WRITTEN EXERCISE: Take the entries below and print all of them exactly, please.

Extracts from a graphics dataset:

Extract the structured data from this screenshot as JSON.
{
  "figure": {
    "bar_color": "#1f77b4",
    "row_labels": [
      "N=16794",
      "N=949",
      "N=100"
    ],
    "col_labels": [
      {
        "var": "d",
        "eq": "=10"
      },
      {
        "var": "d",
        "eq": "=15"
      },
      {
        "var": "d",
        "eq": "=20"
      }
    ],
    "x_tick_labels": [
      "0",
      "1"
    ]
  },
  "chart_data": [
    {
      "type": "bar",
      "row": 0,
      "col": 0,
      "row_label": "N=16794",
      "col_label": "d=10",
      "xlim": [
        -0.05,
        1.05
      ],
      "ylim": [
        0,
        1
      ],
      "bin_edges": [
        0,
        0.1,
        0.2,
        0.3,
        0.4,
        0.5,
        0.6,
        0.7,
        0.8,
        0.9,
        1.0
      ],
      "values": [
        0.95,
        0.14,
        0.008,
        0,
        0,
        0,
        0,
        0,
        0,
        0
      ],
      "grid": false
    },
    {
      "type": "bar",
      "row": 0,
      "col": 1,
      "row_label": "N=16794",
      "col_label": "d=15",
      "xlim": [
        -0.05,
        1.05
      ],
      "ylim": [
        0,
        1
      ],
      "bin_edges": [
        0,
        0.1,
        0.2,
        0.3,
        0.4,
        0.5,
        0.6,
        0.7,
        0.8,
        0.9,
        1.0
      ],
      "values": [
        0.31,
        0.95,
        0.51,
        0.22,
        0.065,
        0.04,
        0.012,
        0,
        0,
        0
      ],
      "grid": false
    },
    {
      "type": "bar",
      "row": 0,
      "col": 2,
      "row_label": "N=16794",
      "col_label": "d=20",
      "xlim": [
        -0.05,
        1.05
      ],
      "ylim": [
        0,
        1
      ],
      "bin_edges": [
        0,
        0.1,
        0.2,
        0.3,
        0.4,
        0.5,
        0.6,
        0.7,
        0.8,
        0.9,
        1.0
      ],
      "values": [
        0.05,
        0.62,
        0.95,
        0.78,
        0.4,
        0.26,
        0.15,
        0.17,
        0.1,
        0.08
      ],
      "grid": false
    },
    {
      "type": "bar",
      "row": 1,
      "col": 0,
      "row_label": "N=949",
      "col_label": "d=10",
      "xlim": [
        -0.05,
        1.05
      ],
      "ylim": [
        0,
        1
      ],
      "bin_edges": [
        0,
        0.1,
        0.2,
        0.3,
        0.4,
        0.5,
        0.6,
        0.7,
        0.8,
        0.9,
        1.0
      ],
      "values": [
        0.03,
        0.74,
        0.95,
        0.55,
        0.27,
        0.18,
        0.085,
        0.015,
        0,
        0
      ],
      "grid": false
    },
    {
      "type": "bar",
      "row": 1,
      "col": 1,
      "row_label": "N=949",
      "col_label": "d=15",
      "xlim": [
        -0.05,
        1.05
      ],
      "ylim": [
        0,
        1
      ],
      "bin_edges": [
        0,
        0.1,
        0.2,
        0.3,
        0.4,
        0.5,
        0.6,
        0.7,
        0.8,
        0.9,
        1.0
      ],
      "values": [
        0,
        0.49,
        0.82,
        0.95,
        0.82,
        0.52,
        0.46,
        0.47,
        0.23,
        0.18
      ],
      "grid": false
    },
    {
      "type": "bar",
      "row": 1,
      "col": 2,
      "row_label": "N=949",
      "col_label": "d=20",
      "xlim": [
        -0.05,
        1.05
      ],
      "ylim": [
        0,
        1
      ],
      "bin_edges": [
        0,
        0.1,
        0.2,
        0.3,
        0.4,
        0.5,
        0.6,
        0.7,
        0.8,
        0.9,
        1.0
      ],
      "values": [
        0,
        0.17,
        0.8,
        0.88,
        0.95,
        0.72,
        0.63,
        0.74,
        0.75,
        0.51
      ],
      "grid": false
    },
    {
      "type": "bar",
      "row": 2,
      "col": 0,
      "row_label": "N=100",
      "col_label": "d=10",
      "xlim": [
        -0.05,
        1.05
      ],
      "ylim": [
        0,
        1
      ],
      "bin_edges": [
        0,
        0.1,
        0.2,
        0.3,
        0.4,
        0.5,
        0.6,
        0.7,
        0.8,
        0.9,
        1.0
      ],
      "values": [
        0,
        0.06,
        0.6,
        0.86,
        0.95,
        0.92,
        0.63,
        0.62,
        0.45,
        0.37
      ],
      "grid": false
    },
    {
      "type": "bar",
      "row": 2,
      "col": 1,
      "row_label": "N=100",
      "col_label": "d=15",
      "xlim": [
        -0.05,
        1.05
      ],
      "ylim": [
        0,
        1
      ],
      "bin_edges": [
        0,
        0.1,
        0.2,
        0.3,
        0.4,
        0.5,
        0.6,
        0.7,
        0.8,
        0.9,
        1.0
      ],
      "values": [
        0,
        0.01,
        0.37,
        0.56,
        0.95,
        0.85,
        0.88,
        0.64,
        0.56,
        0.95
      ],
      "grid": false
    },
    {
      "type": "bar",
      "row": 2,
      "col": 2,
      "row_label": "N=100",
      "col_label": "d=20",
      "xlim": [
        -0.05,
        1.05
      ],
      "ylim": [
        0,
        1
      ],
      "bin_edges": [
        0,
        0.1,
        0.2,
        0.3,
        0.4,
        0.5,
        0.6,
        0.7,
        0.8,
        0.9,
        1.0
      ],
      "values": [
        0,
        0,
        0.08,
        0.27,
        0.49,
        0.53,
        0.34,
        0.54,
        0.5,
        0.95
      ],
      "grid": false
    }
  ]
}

COMPLETED EXERCISE:
Extract the structured data from this screenshot as JSON.
{
  "figure": {
    "bar_color": "#1f77b4",
    "row_labels": [
      "N=16794",
      "N=949",
      "N=100"
    ],
    "col_labels": [
      {
        "var": "d",
        "eq": "=10"
      },
      {
        "var": "d",
        "eq": "=15"
      },
      {
        "var": "d",
        "eq": "=20"
      }
    ],
    "x_tick_labels": [
      "0",
      "1"
    ]
  },
  "chart_data": [
    {
      "type": "bar",
      "row": 0,
      "col": 0,
      "row_label": "N=16794",
      "col_label": "d=10",
      "xlim": [
        -0.05,
        1.05
      ],
      "ylim": [
        0,
        1
      ],
      "bin_edges": [
        0,
        0.1,
        0.2,
        0.3,
        0.4,
        0.5,
        0.6,
        0.7,
        0.8,
        0.9,
        1.0
      ],
      "values": [
        0.95,
        0.14,
        0.008,
        0,
        0,
        0,
        0,
        0,
        0,
        0
      ],
      "grid": false
    },
    {
      "type": "bar",
      "row": 0,
      "col": 1,
      "row_label": "N=16794",
      "col_label": "d=15",
      "xlim": [
        -0.05,
        1.05
      ],
      "ylim": [
        0,
        1
      ],
      "bin_edges": [
        0,
        0.1,
        0.2,
        0.3,
        0.4,
        0.5,
        0.6,
        0.7,
        0.8,
        0.9,
        1.0
      ],
      "values": [
        0.31,
        0.95,
        0.51,
        0.22,
        0.065,
        0.04,
        0.012,
        0,
        0,
        0
      ],
      "grid": false
    },
    {
      "type": "bar",
      "row": 0,
      "col": 2,
      "row_label": "N=16794",
      "col_label": "d=20",
      "xlim": [
        -0.05,
        1.05
      ],
      "ylim": [
        0,
        1
      ],
      "bin_edges": [
        0,
        0.1,
        0.2,
        0.3,
        0.4,
        0.5,
        0.6,
        0.7,
        0.8,
        0.9,
        1.0
      ],
      "values": [
        0.05,
        0.62,
        0.95,
        0.78,
        0.4,
        0.26,
        0.15,
        0.17,
        0.1,
        0.08
      ],
      "grid": false
    },
    {
      "type": "bar",
      "row": 1,
      "col": 0,
      "row_label": "N=949",
      "col_label": "d=10",
      "xlim": [
        -0.05,
        1.05
      ],
      "ylim": [
        0,
        1
      ],
      "bin_edges": [
        0,
        0.1,
        0.2,
        0.3,
        0.4,
        0.5,
        0.6,
        0.7,
        0.8,
        0.9,
        1.0
      ],
      "values": [
        0.03,
        0.74,
        0.95,
        0.55,
        0.27,
        0.18,
        0.085,
        0.015,
        0,
        0
      ],
      "grid": false
    },
    {
      "type": "bar",
      "row": 1,
      "col": 1,
      "row_label": "N=949",
      "col_label": "d=15",
      "xlim": [
        -0.05,
        1.05
      ],
      "ylim": [
        0,
        1
      ],
      "bin_edges": [
        0,
        0.1,
        0.2,
        0.3,
        0.4,
        0.5,
        0.6,
        0.7,
        0.8,
        0.9,
        1.0
      ],
      "values": [
        0,
        0.49,
        0.82,
        0.95,
        0.82,
        0.52,
        0.46,
        0.47,
        0.23,
        0.18
      ],
      "grid": false
    },
    {
      "type": "bar",
      "row": 1,
      "col": 2,
      "row_label": "N=949",
      "col_label": "d=20",
      "xlim": [
        -0.05,
        1.05
      ],
      "ylim": [
        0,
        1
      ],
      "bin_edges": [
        0,
        0.1,
        0.2,
        0.3,
        0.4,
        0.5,
        0.6,
        0.7,
        0.8,
        0.9,
        1.0
      ],
      "values": [
        0,
        0.17,
        0.8,
        0.88,
        0.95,
        0.72,
        0.63,
        0.74,
        0.75,
        0.51
      ],
      "grid": false
    },
    {
      "type": "bar",
      "row": 2,
      "col": 0,
      "row_label": "N=100",
      "col_label": "d=10",
      "xlim": [
        -0.05,
        1.05
      ],
      "ylim": [
        0,
        1
      ],
      "bin_edges": [
        0,
        0.1,
        0.2,
        0.3,
        0.4,
        0.5,
        0.6,
        0.7,
        0.8,
        0.9,
        1.0
      ],
      "values": [
        0,
        0.06,
        0.6,
        0.86,
        0.95,
        0.92,
        0.63,
        0.62,
        0.45,
        0.37
      ],
      "grid": false
    },
    {
      "type": "bar",
      "row": 2,
      "col": 1,
      "row_label": "N=100",
      "col_label": "d=15",
      "xlim": [
        -0.05,
        1.05
      ],
      "ylim": [
        0,
        1
      ],
      "bin_edges": [
        0,
        0.1,
        0.2,
        0.3,
        0.4,
        0.5,
        0.6,
        0.7,
        0.8,
        0.9,
        1.0
      ],
      "values": [
        0,
        0.01,
        0.37,
        0.56,
        0.95,
        0.85,
        0.88,
        0.64,
        0.56,
        0.95
      ],
      "grid": false
    },
    {
      "type": "bar",
      "row": 2,
      "col": 2,
      "row_label": "N=100",
      "col_label": "d=20",
      "xlim": [
        -0.05,
        1.05
      ],
      "ylim": [
        0,
        1
      ],
      "bin_edges": [
        0,
        0.1,
        0.2,
        0.3,
        0.4,
        0.5,
        0.6,
        0.7,
        0.8,
        0.9,
        1.0
      ],
      "values": [
        0,
        0,
        0.08,
        0.27,
        0.49,
        0.53,
        0.34,
        0.54,
        0.5,
        0.95
      ],
      "grid": false
    }
  ]
}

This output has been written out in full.